What you need to do: Repeat the records below exactly, leaving out any pictures.

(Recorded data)
▬▬▬▬▬▬

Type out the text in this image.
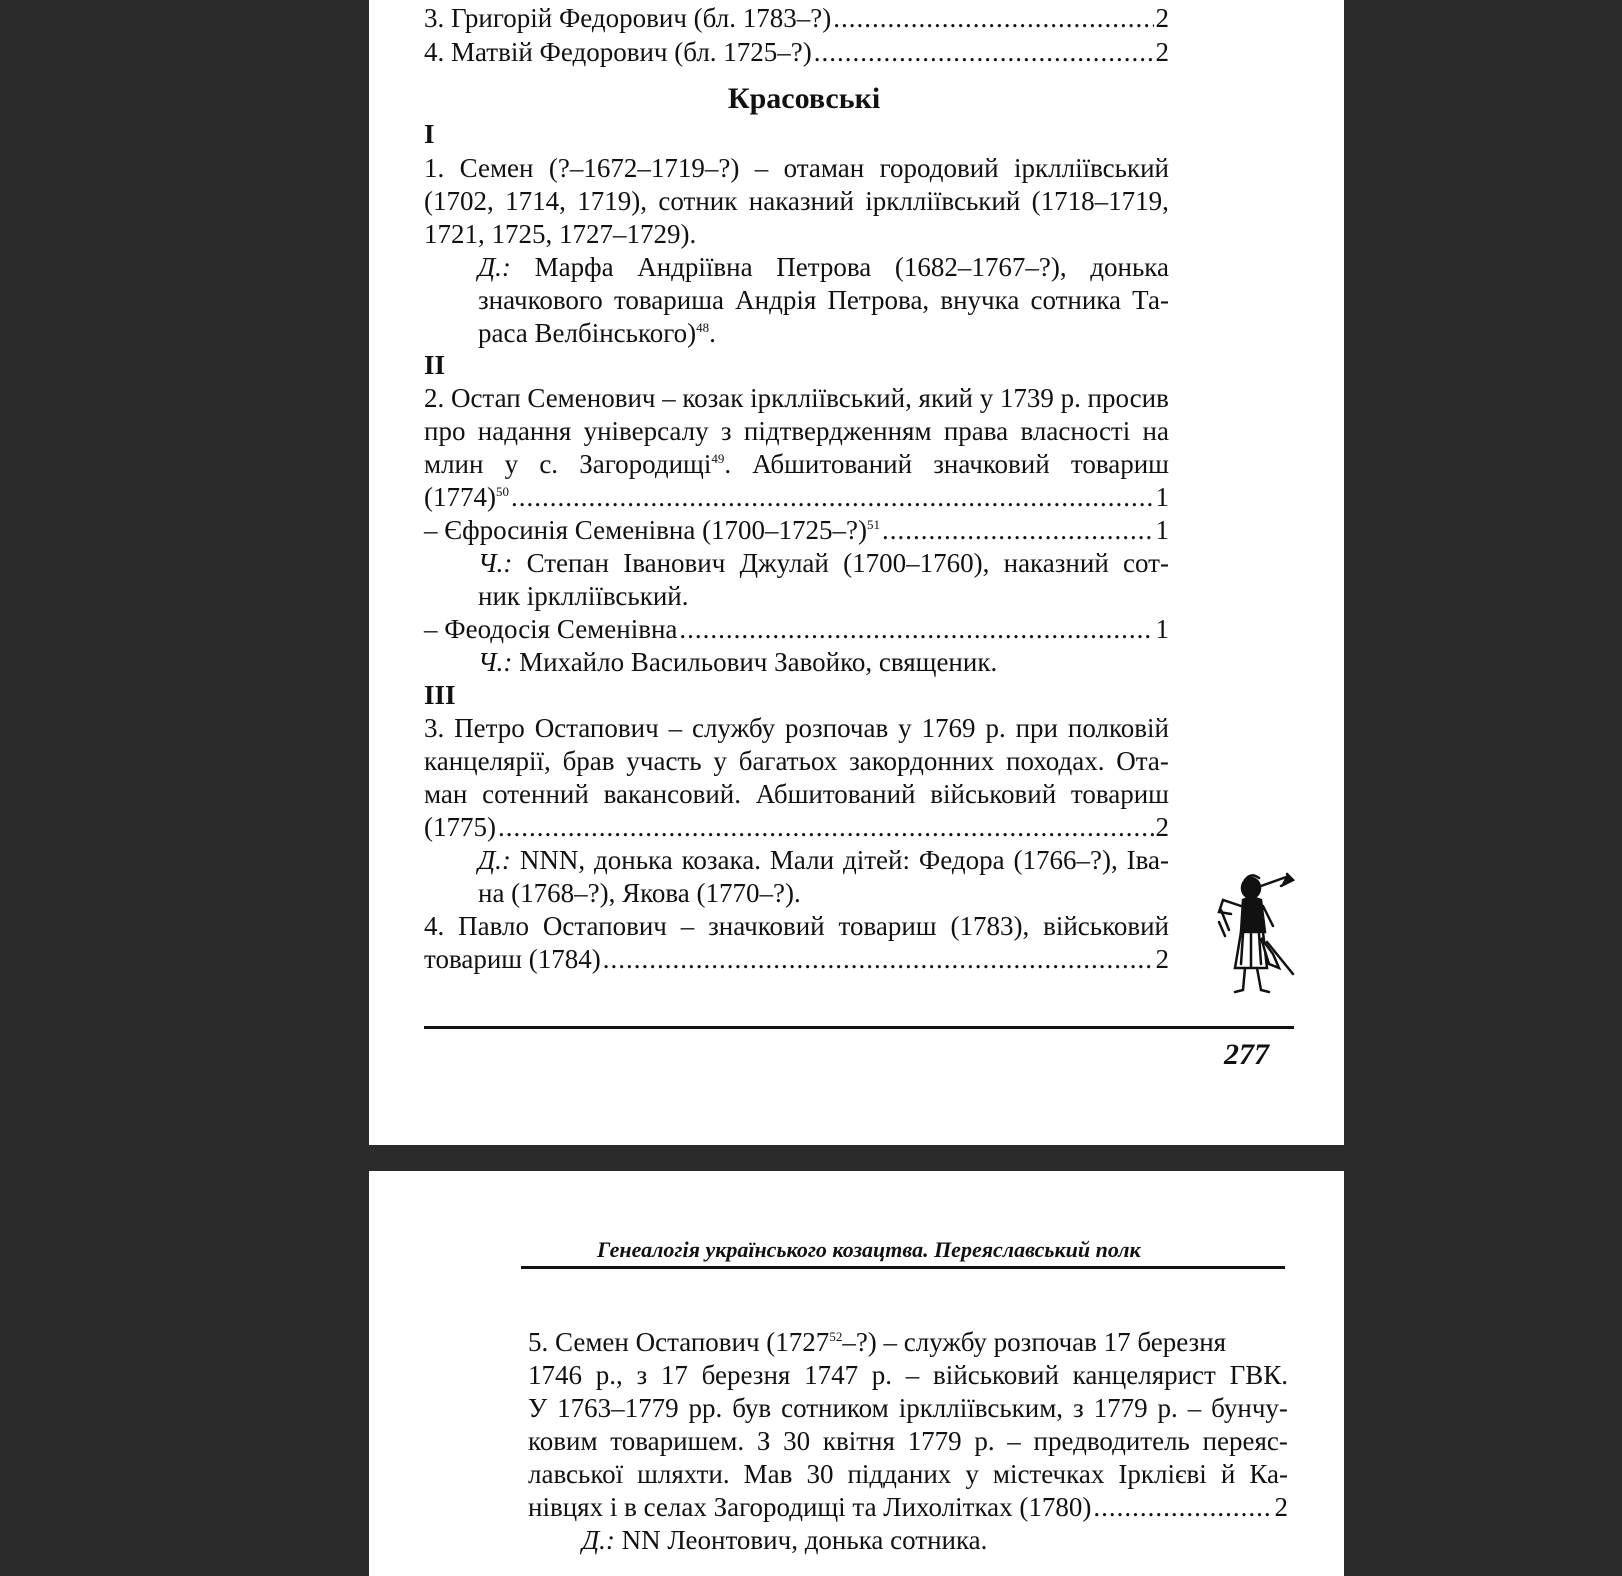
3. Григорій Федорович (бл. 1783–?) .....	2
4. Матвій Федорович (бл. 1725–?) .....	2
Красовські
I
1. Семен (?–1672–1719–?) – отаман городовий ірклліївський
(1702, 1714, 1719), сотник наказний ірклліївський (1718–1719,
1721, 1725, 1727–1729).
Д.: Марфа Андріївна Петрова (1682–1767–?), донька
значкового товариша Андрія Петрова, внучка сотника Та-
раса Велбінського)$^{48}$.
II
2. Остап Семенович – козак ірклліївський, який у 1739 р. просив
про надання універсалу з підтвердженням права власності на
млин у с. Загородищі$^{49}$. Абшитований значковий товариш
$(1774)^{50}$ .....	1
– Єфросинія Семенівна (1700–1725–?)$^{51}$ .....	1
Ч.: Степан Іванович Джулай (1700–1760), наказний сот-
ник ірклліївський.
– Феодосія Семенівна .....	1
Ч.: Михайло Васильович Завойко, священик.
III
3. Петро Остапович – службу розпочав у 1769 р. при полковій
канцелярії, брав участь у багатьох закордонних походах. Ота-
ман сотенний вакансовий. Абшитований військовий товариш
(1775) .....	2
Д.: NNN, донька козака. Мали дітей: Федора (1766–?), Іва-
на (1768–?), Якова (1770–?).
4. Павло Остапович – значковий товариш (1783), військовий
товариш (1784) .....	2
277
Генеалогія українського козацтва. Переяславський полк
5. Семен Остапович (1727$^{52}$–?) – службу розпочав 17 березня
1746 р., з 17 березня 1747 р. – військовий канцелярист ГВК.
У 1763–1779 рр. був сотником ірклліївським, з 1779 р. – бунчу-
ковим товаришем. З 30 квітня 1779 р. – предводитель переяс-
лавської шляхти. Мав 30 підданих у містечках Ірклієві й Ка-
нівцях і в селах Загородищі та Лихолітках (1780) .....	2
Д.: NN Леонтович, донька сотника.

▬▬▬▬▬▬

Right answer:
Type out the text in this image.
3. Григорій Федорович (бл. 1783–?) .....	2
4. Матвій Федорович (бл. 1725–?) .....	2
Красовські
I
1. Семен (?–1672–1719–?) – отаман городовий ірклліївський
(1702, 1714, 1719), сотник наказний ірклліївський (1718–1719,
1721, 1725, 1727–1729).
Д.: Марфа Андріївна Петрова (1682–1767–?), донька
значкового товариша Андрія Петрова, внучка сотника Та-
раса Велбінського)$^{48}$.
II
2. Остап Семенович – козак ірклліївський, який у 1739 р. просив
про надання універсалу з підтвердженням права власності на
млин у с. Загородищі$^{49}$. Абшитований значковий товариш
$(1774)^{50}$ .....	1
– Єфросинія Семенівна (1700–1725–?)$^{51}$ .....	1
Ч.: Степан Іванович Джулай (1700–1760), наказний сот-
ник ірклліївський.
– Феодосія Семенівна .....	1
Ч.: Михайло Васильович Завойко, священик.
III
3. Петро Остапович – службу розпочав у 1769 р. при полковій
канцелярії, брав участь у багатьох закордонних походах. Ота-
ман сотенний вакансовий. Абшитований військовий товариш
(1775) .....	2
Д.: NNN, донька козака. Мали дітей: Федора (1766–?), Іва-
на (1768–?), Якова (1770–?).
4. Павло Остапович – значковий товариш (1783), військовий
товариш (1784) .....	2
277
Генеалогія українського козацтва. Переяславський полк
5. Семен Остапович (1727$^{52}$–?) – службу розпочав 17 березня
1746 р., з 17 березня 1747 р. – військовий канцелярист ГВК.
У 1763–1779 рр. був сотником ірклліївським, з 1779 р. – бунчу-
ковим товаришем. З 30 квітня 1779 р. – предводитель переяс-
лавської шляхти. Мав 30 підданих у містечках Ірклієві й Ка-
нівцях і в селах Загородищі та Лихолітках (1780) .....	2
Д.: NN Леонтович, донька сотника.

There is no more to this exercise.